DATA EXCERPTS:
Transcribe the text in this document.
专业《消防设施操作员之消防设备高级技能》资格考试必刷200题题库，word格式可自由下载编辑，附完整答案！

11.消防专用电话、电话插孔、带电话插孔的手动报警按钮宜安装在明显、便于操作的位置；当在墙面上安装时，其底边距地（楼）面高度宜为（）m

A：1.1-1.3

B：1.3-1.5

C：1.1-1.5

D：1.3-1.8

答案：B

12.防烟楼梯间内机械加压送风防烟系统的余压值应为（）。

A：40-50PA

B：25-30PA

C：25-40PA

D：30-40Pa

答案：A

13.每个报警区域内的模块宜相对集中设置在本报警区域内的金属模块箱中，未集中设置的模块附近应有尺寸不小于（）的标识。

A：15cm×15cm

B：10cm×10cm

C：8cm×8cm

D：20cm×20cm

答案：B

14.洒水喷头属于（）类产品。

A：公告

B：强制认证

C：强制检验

TO DO:
Print the material once more, exactly.

ANSWER IN FULL:
Transcribe the text in this document.
专业《消防设施操作员之消防设备高级技能》资格考试必刷200题题库，word格式可自由下载编辑，附完整答案！

11.消防专用电话、电话插孔、带电话插孔的手动报警按钮宜安装在明显、便于操作的位置；当在墙面上安装时，其底边距地（楼）面高度宜为（）m

A：1.1-1.3

B：1.3-1.5

C：1.1-1.5

D：1.3-1.8

答案：B

12.防烟楼梯间内机械加压送风防烟系统的余压值应为（）。

A：40-50PA

B：25-30PA

C：25-40PA

D：30-40Pa

答案：A

13.每个报警区域内的模块宜相对集中设置在本报警区域内的金属模块箱中，未集中设置的模块附近应有尺寸不小于（）的标识。

A：15cm×15cm

B：10cm×10cm

C：8cm×8cm

D：20cm×20cm

答案：B

14.洒水喷头属于（）类产品。

A：公告

B：强制认证

C：强制检验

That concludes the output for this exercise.